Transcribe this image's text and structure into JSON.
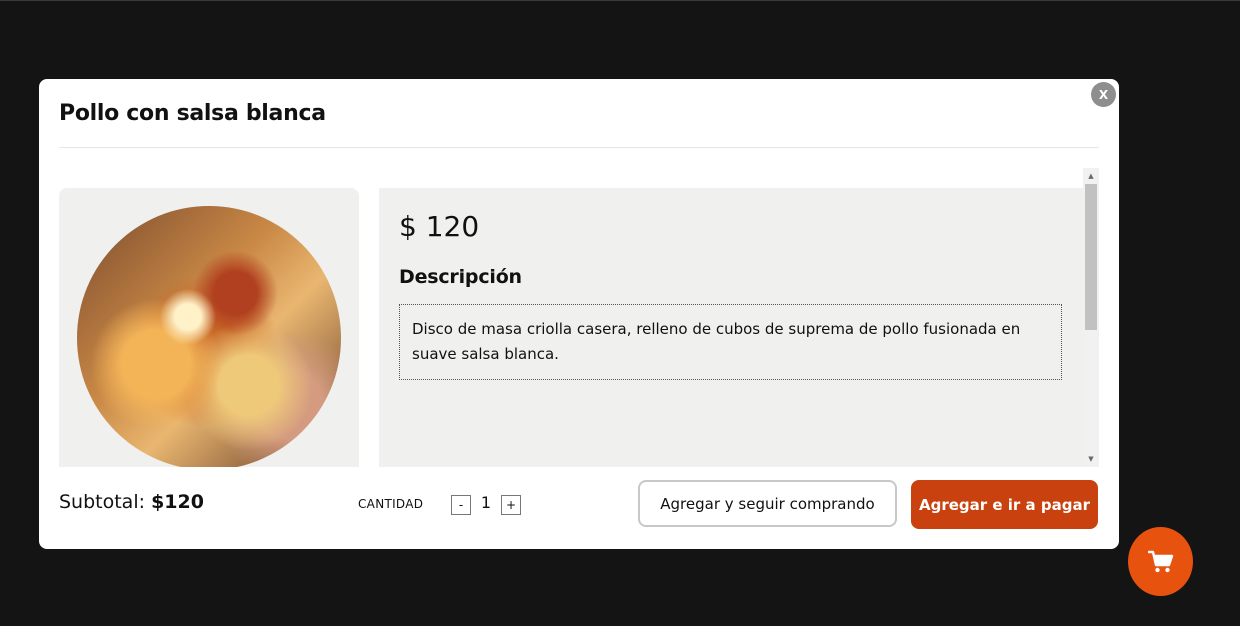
{
  "modal": {
    "title": "Pollo con salsa blanca",
    "close_label": "X",
    "image_alt": "Pollo con salsa blanca",
    "price": "$ 120",
    "description_title": "Descripción",
    "description": "Disco de masa criolla casera, relleno de cubos de suprema de pollo fusionada en suave salsa blanca."
  },
  "footer": {
    "subtotal_label": "Subtotal:",
    "subtotal_value": "$120",
    "quantity_label": "CANTIDAD",
    "decrement_label": "-",
    "quantity_value": "1",
    "increment_label": "+",
    "add_continue_label": "Agregar y seguir comprando",
    "add_pay_label": "Agregar e ir a pagar"
  },
  "icons": {
    "close": "close-icon",
    "cart": "cart-icon",
    "scroll_up": "scroll-up-arrow-icon",
    "scroll_down": "scroll-down-arrow-icon"
  },
  "colors": {
    "overlay": "#141414",
    "accent": "#c9410f",
    "cart_button": "#e8520f",
    "panel": "#f0f0ef"
  }
}
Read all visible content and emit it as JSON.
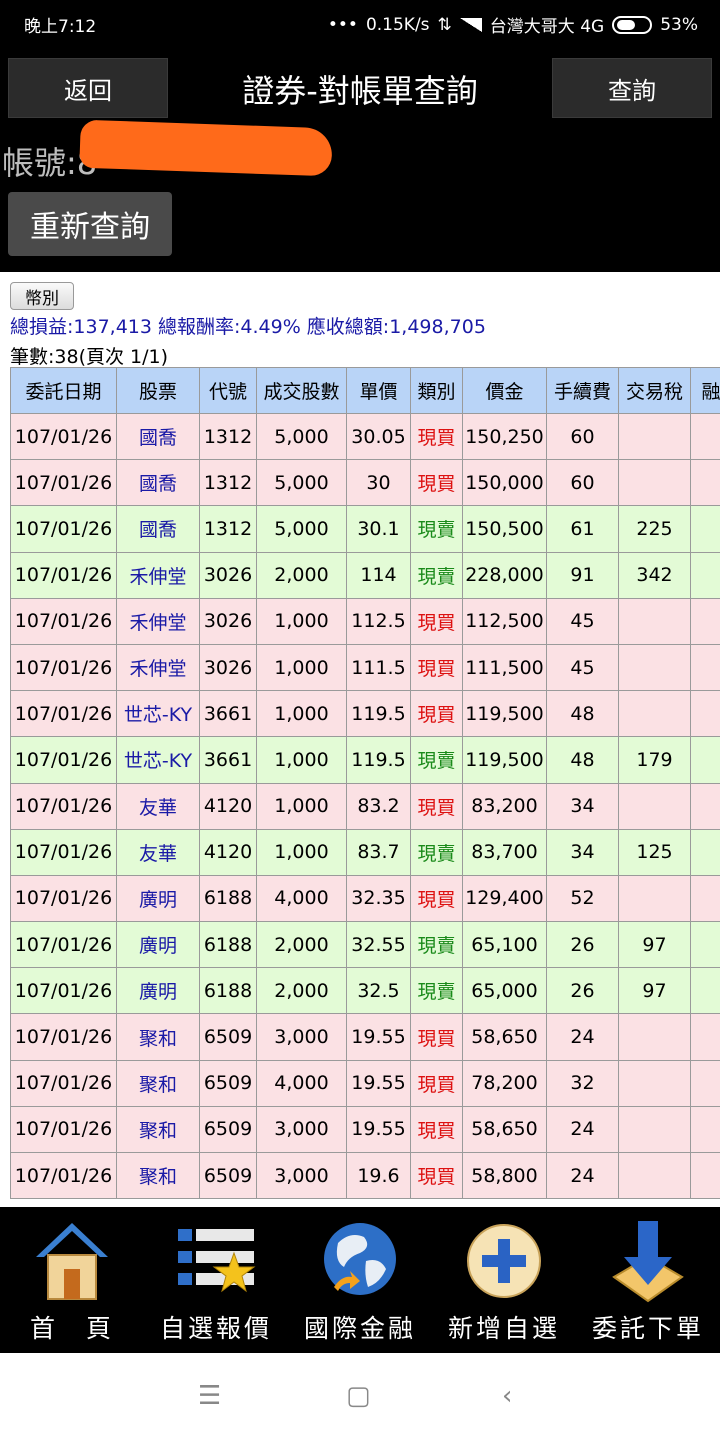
{
  "status_bar": {
    "time": "晚上7:12",
    "network_speed": "0.15K/s",
    "carrier": "台灣大哥大 4G",
    "battery": "53%"
  },
  "header": {
    "back_label": "返回",
    "title": "證券-對帳單查詢",
    "query_label": "查詢",
    "account_label": "帳號:8",
    "requery_label": "重新查詢"
  },
  "summary": {
    "currency_button": "幣別",
    "line": "總損益:137,413 總報酬率:4.49% 應收總額:1,498,705",
    "count": "筆數:38(頁次 1/1)"
  },
  "table": {
    "columns": [
      "委託日期",
      "股票",
      "代號",
      "成交股數",
      "單價",
      "類別",
      "價金",
      "手續費",
      "交易稅",
      "融券"
    ],
    "rows": [
      {
        "date": "107/01/26",
        "name": "國喬",
        "code": "1312",
        "shares": "5,000",
        "price": "30.05",
        "type": "現買",
        "side": "buy",
        "amount": "150,250",
        "fee": "60",
        "tax": ""
      },
      {
        "date": "107/01/26",
        "name": "國喬",
        "code": "1312",
        "shares": "5,000",
        "price": "30",
        "type": "現買",
        "side": "buy",
        "amount": "150,000",
        "fee": "60",
        "tax": ""
      },
      {
        "date": "107/01/26",
        "name": "國喬",
        "code": "1312",
        "shares": "5,000",
        "price": "30.1",
        "type": "現賣",
        "side": "sell",
        "amount": "150,500",
        "fee": "61",
        "tax": "225"
      },
      {
        "date": "107/01/26",
        "name": "禾伸堂",
        "code": "3026",
        "shares": "2,000",
        "price": "114",
        "type": "現賣",
        "side": "sell",
        "amount": "228,000",
        "fee": "91",
        "tax": "342"
      },
      {
        "date": "107/01/26",
        "name": "禾伸堂",
        "code": "3026",
        "shares": "1,000",
        "price": "112.5",
        "type": "現買",
        "side": "buy",
        "amount": "112,500",
        "fee": "45",
        "tax": ""
      },
      {
        "date": "107/01/26",
        "name": "禾伸堂",
        "code": "3026",
        "shares": "1,000",
        "price": "111.5",
        "type": "現買",
        "side": "buy",
        "amount": "111,500",
        "fee": "45",
        "tax": ""
      },
      {
        "date": "107/01/26",
        "name": "世芯-KY",
        "code": "3661",
        "shares": "1,000",
        "price": "119.5",
        "type": "現買",
        "side": "buy",
        "amount": "119,500",
        "fee": "48",
        "tax": ""
      },
      {
        "date": "107/01/26",
        "name": "世芯-KY",
        "code": "3661",
        "shares": "1,000",
        "price": "119.5",
        "type": "現賣",
        "side": "sell",
        "amount": "119,500",
        "fee": "48",
        "tax": "179"
      },
      {
        "date": "107/01/26",
        "name": "友華",
        "code": "4120",
        "shares": "1,000",
        "price": "83.2",
        "type": "現買",
        "side": "buy",
        "amount": "83,200",
        "fee": "34",
        "tax": ""
      },
      {
        "date": "107/01/26",
        "name": "友華",
        "code": "4120",
        "shares": "1,000",
        "price": "83.7",
        "type": "現賣",
        "side": "sell",
        "amount": "83,700",
        "fee": "34",
        "tax": "125"
      },
      {
        "date": "107/01/26",
        "name": "廣明",
        "code": "6188",
        "shares": "4,000",
        "price": "32.35",
        "type": "現買",
        "side": "buy",
        "amount": "129,400",
        "fee": "52",
        "tax": ""
      },
      {
        "date": "107/01/26",
        "name": "廣明",
        "code": "6188",
        "shares": "2,000",
        "price": "32.55",
        "type": "現賣",
        "side": "sell",
        "amount": "65,100",
        "fee": "26",
        "tax": "97"
      },
      {
        "date": "107/01/26",
        "name": "廣明",
        "code": "6188",
        "shares": "2,000",
        "price": "32.5",
        "type": "現賣",
        "side": "sell",
        "amount": "65,000",
        "fee": "26",
        "tax": "97"
      },
      {
        "date": "107/01/26",
        "name": "聚和",
        "code": "6509",
        "shares": "3,000",
        "price": "19.55",
        "type": "現買",
        "side": "buy",
        "amount": "58,650",
        "fee": "24",
        "tax": ""
      },
      {
        "date": "107/01/26",
        "name": "聚和",
        "code": "6509",
        "shares": "4,000",
        "price": "19.55",
        "type": "現買",
        "side": "buy",
        "amount": "78,200",
        "fee": "32",
        "tax": ""
      },
      {
        "date": "107/01/26",
        "name": "聚和",
        "code": "6509",
        "shares": "3,000",
        "price": "19.55",
        "type": "現買",
        "side": "buy",
        "amount": "58,650",
        "fee": "24",
        "tax": ""
      },
      {
        "date": "107/01/26",
        "name": "聚和",
        "code": "6509",
        "shares": "3,000",
        "price": "19.6",
        "type": "現買",
        "side": "buy",
        "amount": "58,800",
        "fee": "24",
        "tax": ""
      }
    ]
  },
  "toolbar": {
    "items": [
      {
        "label": "首　頁",
        "icon": "home-icon"
      },
      {
        "label": "自選報價",
        "icon": "watchlist-star-icon"
      },
      {
        "label": "國際金融",
        "icon": "globe-icon"
      },
      {
        "label": "新增自選",
        "icon": "add-plus-icon"
      },
      {
        "label": "委託下單",
        "icon": "download-arrow-icon"
      }
    ]
  },
  "colors": {
    "header_bg": "#000000",
    "table_header": "#b9d4f7",
    "buy_row": "#fbe1e4",
    "sell_row": "#e3fbd6",
    "buy_text": "#dd1111",
    "sell_text": "#1a8a1a",
    "stock_name": "#1a1aa6",
    "redaction": "#ff6a1a"
  }
}
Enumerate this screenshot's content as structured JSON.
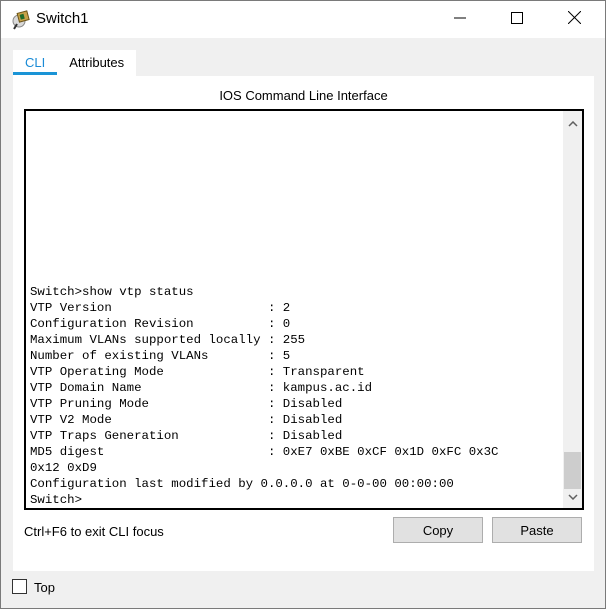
========================
#### [Exercise task]
Read through the entries and copy each line in which "scroll" appears.

#### [Problem solution]
    "scroll_up": "scroll-up-arrow-icon",
    "scroll_down": "scroll-down-arrow-icon"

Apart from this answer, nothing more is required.